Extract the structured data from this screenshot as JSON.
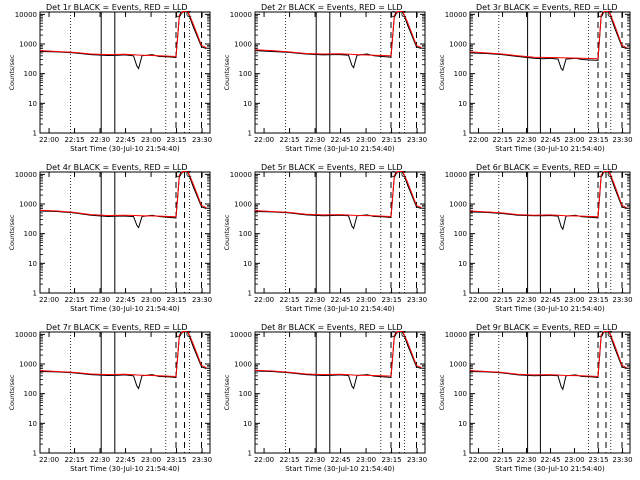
{
  "figure_title": "",
  "chart_data": [
    {
      "type": "line",
      "title": "Det 1r BLACK = Events, RED = LLD",
      "ylabel": "Counts/sec",
      "xlabel": "Start Time (30-Jul-10 21:54:40)",
      "x_ticks": [
        "22:00",
        "22:15",
        "22:30",
        "22:45",
        "23:00",
        "23:15",
        "23:30"
      ],
      "y_ticks": [
        "1",
        "10",
        "100",
        "1000",
        "10000"
      ],
      "ylim": [
        1,
        12000
      ],
      "xlim_minutes": [
        0,
        100
      ],
      "markers": [
        "O",
        "C"
      ],
      "series": [
        {
          "name": "Events",
          "color": "#000000",
          "x": [
            0,
            10,
            20,
            30,
            40,
            46,
            50,
            55,
            57,
            58,
            60,
            66,
            70,
            75,
            80,
            82,
            84,
            87,
            90,
            95,
            98
          ],
          "y": [
            560,
            540,
            500,
            440,
            410,
            420,
            430,
            400,
            180,
            150,
            400,
            440,
            380,
            370,
            350,
            9000,
            12000,
            12000,
            4000,
            800,
            700
          ]
        },
        {
          "name": "LLD",
          "color": "#ff0000",
          "x": [
            0,
            10,
            20,
            30,
            40,
            50,
            60,
            70,
            80,
            82,
            84,
            87,
            90,
            95,
            98
          ],
          "y": [
            600,
            560,
            520,
            460,
            440,
            450,
            420,
            400,
            380,
            9500,
            12500,
            12500,
            5000,
            900,
            750
          ]
        }
      ]
    },
    {
      "type": "line",
      "title": "Det 2r BLACK = Events, RED = LLD",
      "ylabel": "Counts/sec",
      "xlabel": "Start Time (30-Jul-10 21:54:40)",
      "x_ticks": [
        "22:00",
        "22:15",
        "22:30",
        "22:45",
        "23:00",
        "23:15",
        "23:30"
      ],
      "y_ticks": [
        "1",
        "10",
        "100",
        "1000",
        "10000"
      ],
      "ylim": [
        1,
        12000
      ],
      "xlim_minutes": [
        0,
        100
      ],
      "markers": [
        "O",
        "C"
      ],
      "series": [
        {
          "name": "Events",
          "color": "#000000",
          "x": [
            0,
            10,
            20,
            30,
            40,
            46,
            50,
            55,
            57,
            58,
            60,
            66,
            70,
            75,
            80,
            82,
            84,
            87,
            90,
            95,
            98
          ],
          "y": [
            600,
            560,
            520,
            460,
            430,
            440,
            440,
            420,
            190,
            160,
            420,
            460,
            400,
            380,
            360,
            9000,
            12000,
            12000,
            4000,
            800,
            700
          ]
        },
        {
          "name": "LLD",
          "color": "#ff0000",
          "x": [
            0,
            10,
            20,
            30,
            40,
            50,
            60,
            70,
            80,
            82,
            84,
            87,
            90,
            95,
            98
          ],
          "y": [
            640,
            600,
            540,
            480,
            460,
            470,
            440,
            420,
            400,
            9500,
            12500,
            12500,
            5000,
            900,
            750
          ]
        }
      ]
    },
    {
      "type": "line",
      "title": "Det 3r BLACK = Events, RED = LLD",
      "ylabel": "Counts/sec",
      "xlabel": "Start Time (30-Jul-10 21:54:40)",
      "x_ticks": [
        "22:00",
        "22:15",
        "22:30",
        "22:45",
        "23:00",
        "23:15",
        "23:30"
      ],
      "y_ticks": [
        "1",
        "10",
        "100",
        "1000",
        "10000"
      ],
      "ylim": [
        1,
        12000
      ],
      "xlim_minutes": [
        0,
        100
      ],
      "markers": [
        "O",
        "C"
      ],
      "series": [
        {
          "name": "Events",
          "color": "#000000",
          "x": [
            0,
            10,
            20,
            30,
            40,
            46,
            50,
            55,
            57,
            58,
            60,
            66,
            70,
            75,
            80,
            82,
            84,
            87,
            90,
            95,
            98
          ],
          "y": [
            500,
            480,
            440,
            380,
            330,
            320,
            330,
            310,
            150,
            130,
            310,
            330,
            300,
            290,
            280,
            9000,
            12000,
            12000,
            4000,
            800,
            700
          ]
        },
        {
          "name": "LLD",
          "color": "#ff0000",
          "x": [
            0,
            10,
            20,
            30,
            40,
            50,
            60,
            70,
            80,
            82,
            84,
            87,
            90,
            95,
            98
          ],
          "y": [
            540,
            500,
            460,
            400,
            360,
            350,
            340,
            330,
            320,
            9500,
            12500,
            12500,
            5000,
            900,
            750
          ]
        }
      ]
    },
    {
      "type": "line",
      "title": "Det 4r BLACK = Events, RED = LLD",
      "ylabel": "Counts/sec",
      "xlabel": "Start Time (30-Jul-10 21:54:40)",
      "x_ticks": [
        "22:00",
        "22:15",
        "22:30",
        "22:45",
        "23:00",
        "23:15",
        "23:30"
      ],
      "y_ticks": [
        "1",
        "10",
        "100",
        "1000",
        "10000"
      ],
      "ylim": [
        1,
        12000
      ],
      "xlim_minutes": [
        0,
        100
      ],
      "markers": [
        "O",
        "C"
      ],
      "series": [
        {
          "name": "Events",
          "color": "#000000",
          "x": [
            0,
            10,
            20,
            30,
            40,
            46,
            50,
            55,
            57,
            58,
            60,
            66,
            70,
            75,
            80,
            82,
            84,
            87,
            90,
            95,
            98
          ],
          "y": [
            580,
            560,
            500,
            420,
            380,
            390,
            390,
            380,
            190,
            160,
            380,
            420,
            380,
            360,
            340,
            9000,
            12000,
            12000,
            4000,
            800,
            700
          ]
        },
        {
          "name": "LLD",
          "color": "#ff0000",
          "x": [
            0,
            10,
            20,
            30,
            40,
            50,
            60,
            70,
            80,
            82,
            84,
            87,
            90,
            95,
            98
          ],
          "y": [
            620,
            580,
            520,
            440,
            410,
            420,
            400,
            390,
            370,
            9500,
            12500,
            12500,
            5000,
            900,
            750
          ]
        }
      ]
    },
    {
      "type": "line",
      "title": "Det 5r BLACK = Events, RED = LLD",
      "ylabel": "Counts/sec",
      "xlabel": "Start Time (30-Jul-10 21:54:40)",
      "x_ticks": [
        "22:00",
        "22:15",
        "22:30",
        "22:45",
        "23:00",
        "23:15",
        "23:30"
      ],
      "y_ticks": [
        "1",
        "10",
        "100",
        "1000",
        "10000"
      ],
      "ylim": [
        1,
        12000
      ],
      "xlim_minutes": [
        0,
        100
      ],
      "markers": [
        "O",
        "C"
      ],
      "series": [
        {
          "name": "Events",
          "color": "#000000",
          "x": [
            0,
            10,
            20,
            30,
            40,
            46,
            50,
            55,
            57,
            58,
            60,
            66,
            70,
            75,
            80,
            82,
            84,
            87,
            90,
            95,
            98
          ],
          "y": [
            560,
            540,
            500,
            430,
            400,
            410,
            420,
            400,
            180,
            150,
            400,
            430,
            380,
            370,
            350,
            9000,
            12000,
            12000,
            4000,
            800,
            700
          ]
        },
        {
          "name": "LLD",
          "color": "#ff0000",
          "x": [
            0,
            10,
            20,
            30,
            40,
            50,
            60,
            70,
            80,
            82,
            84,
            87,
            90,
            95,
            98
          ],
          "y": [
            600,
            560,
            520,
            450,
            430,
            440,
            410,
            400,
            380,
            9500,
            12500,
            12500,
            5000,
            900,
            750
          ]
        }
      ]
    },
    {
      "type": "line",
      "title": "Det 6r BLACK = Events, RED = LLD",
      "ylabel": "Counts/sec",
      "xlabel": "Start Time (30-Jul-10 21:54:40)",
      "x_ticks": [
        "22:00",
        "22:15",
        "22:30",
        "22:45",
        "23:00",
        "23:15",
        "23:30"
      ],
      "y_ticks": [
        "1",
        "10",
        "100",
        "1000",
        "10000"
      ],
      "ylim": [
        1,
        12000
      ],
      "xlim_minutes": [
        0,
        100
      ],
      "markers": [
        "O",
        "C"
      ],
      "series": [
        {
          "name": "Events",
          "color": "#000000",
          "x": [
            0,
            10,
            20,
            30,
            40,
            46,
            50,
            55,
            57,
            58,
            60,
            66,
            70,
            75,
            80,
            82,
            84,
            87,
            90,
            95,
            98
          ],
          "y": [
            540,
            520,
            480,
            420,
            400,
            400,
            410,
            390,
            170,
            140,
            390,
            420,
            370,
            360,
            340,
            9000,
            12000,
            12000,
            4000,
            800,
            700
          ]
        },
        {
          "name": "LLD",
          "color": "#ff0000",
          "x": [
            0,
            10,
            20,
            30,
            40,
            50,
            60,
            70,
            80,
            82,
            84,
            87,
            90,
            95,
            98
          ],
          "y": [
            580,
            540,
            500,
            440,
            420,
            430,
            400,
            390,
            370,
            9500,
            12500,
            12500,
            5000,
            900,
            750
          ]
        }
      ]
    },
    {
      "type": "line",
      "title": "Det 7r BLACK = Events, RED = LLD",
      "ylabel": "Counts/sec",
      "xlabel": "Start Time (30-Jul-10 21:54:40)",
      "x_ticks": [
        "22:00",
        "22:15",
        "22:30",
        "22:45",
        "23:00",
        "23:15",
        "23:30"
      ],
      "y_ticks": [
        "1",
        "10",
        "100",
        "1000",
        "10000"
      ],
      "ylim": [
        1,
        12000
      ],
      "xlim_minutes": [
        0,
        100
      ],
      "markers": [
        "O",
        "C"
      ],
      "series": [
        {
          "name": "Events",
          "color": "#000000",
          "x": [
            0,
            10,
            20,
            30,
            40,
            46,
            50,
            55,
            57,
            58,
            60,
            66,
            70,
            75,
            80,
            82,
            84,
            87,
            90,
            95,
            98
          ],
          "y": [
            560,
            540,
            500,
            440,
            410,
            420,
            430,
            400,
            180,
            150,
            400,
            440,
            380,
            370,
            350,
            9000,
            12000,
            12000,
            4000,
            800,
            700
          ]
        },
        {
          "name": "LLD",
          "color": "#ff0000",
          "x": [
            0,
            10,
            20,
            30,
            40,
            50,
            60,
            70,
            80,
            82,
            84,
            87,
            90,
            95,
            98
          ],
          "y": [
            600,
            560,
            520,
            460,
            440,
            450,
            420,
            400,
            380,
            9500,
            12500,
            12500,
            5000,
            900,
            750
          ]
        }
      ]
    },
    {
      "type": "line",
      "title": "Det 8r BLACK = Events, RED = LLD",
      "ylabel": "Counts/sec",
      "xlabel": "Start Time (30-Jul-10 21:54:40)",
      "x_ticks": [
        "22:00",
        "22:15",
        "22:30",
        "22:45",
        "23:00",
        "23:15",
        "23:30"
      ],
      "y_ticks": [
        "1",
        "10",
        "100",
        "1000",
        "10000"
      ],
      "ylim": [
        1,
        12000
      ],
      "xlim_minutes": [
        0,
        100
      ],
      "markers": [
        "O",
        "C"
      ],
      "series": [
        {
          "name": "Events",
          "color": "#000000",
          "x": [
            0,
            10,
            20,
            30,
            40,
            46,
            50,
            55,
            57,
            58,
            60,
            66,
            70,
            75,
            80,
            82,
            84,
            87,
            90,
            95,
            98
          ],
          "y": [
            580,
            560,
            510,
            440,
            410,
            420,
            430,
            410,
            180,
            150,
            410,
            440,
            390,
            370,
            350,
            9000,
            12000,
            12000,
            4000,
            800,
            700
          ]
        },
        {
          "name": "LLD",
          "color": "#ff0000",
          "x": [
            0,
            10,
            20,
            30,
            40,
            50,
            60,
            70,
            80,
            82,
            84,
            87,
            90,
            95,
            98
          ],
          "y": [
            620,
            580,
            530,
            460,
            440,
            450,
            420,
            410,
            390,
            9500,
            12500,
            12500,
            5000,
            900,
            750
          ]
        }
      ]
    },
    {
      "type": "line",
      "title": "Det 9r BLACK = Events, RED = LLD",
      "ylabel": "Counts/sec",
      "xlabel": "Start Time (30-Jul-10 21:54:40)",
      "x_ticks": [
        "22:00",
        "22:15",
        "22:30",
        "22:45",
        "23:00",
        "23:15",
        "23:30"
      ],
      "y_ticks": [
        "1",
        "10",
        "100",
        "1000",
        "10000"
      ],
      "ylim": [
        1,
        12000
      ],
      "xlim_minutes": [
        0,
        100
      ],
      "markers": [
        "O",
        "C"
      ],
      "series": [
        {
          "name": "Events",
          "color": "#000000",
          "x": [
            0,
            10,
            20,
            30,
            40,
            46,
            50,
            55,
            57,
            58,
            60,
            66,
            70,
            75,
            80,
            82,
            84,
            87,
            90,
            95,
            98
          ],
          "y": [
            560,
            540,
            500,
            430,
            400,
            410,
            420,
            400,
            170,
            140,
            400,
            430,
            380,
            370,
            350,
            9000,
            12000,
            12000,
            4000,
            800,
            700
          ]
        },
        {
          "name": "LLD",
          "color": "#ff0000",
          "x": [
            0,
            10,
            20,
            30,
            40,
            50,
            60,
            70,
            80,
            82,
            84,
            87,
            90,
            95,
            98
          ],
          "y": [
            600,
            560,
            520,
            450,
            430,
            440,
            410,
            400,
            380,
            9500,
            12500,
            12500,
            5000,
            900,
            750
          ]
        }
      ]
    }
  ],
  "vlines": {
    "dotted_minutes": [
      10,
      70,
      80,
      85,
      95
    ],
    "solid_minutes": [
      22,
      30
    ],
    "dashed_minutes": [
      80,
      85,
      95
    ]
  }
}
________________
**Task objective:** Figure out how many lines above include the string "BLACK", then report that number and nothing else.

**Expected answer:** 9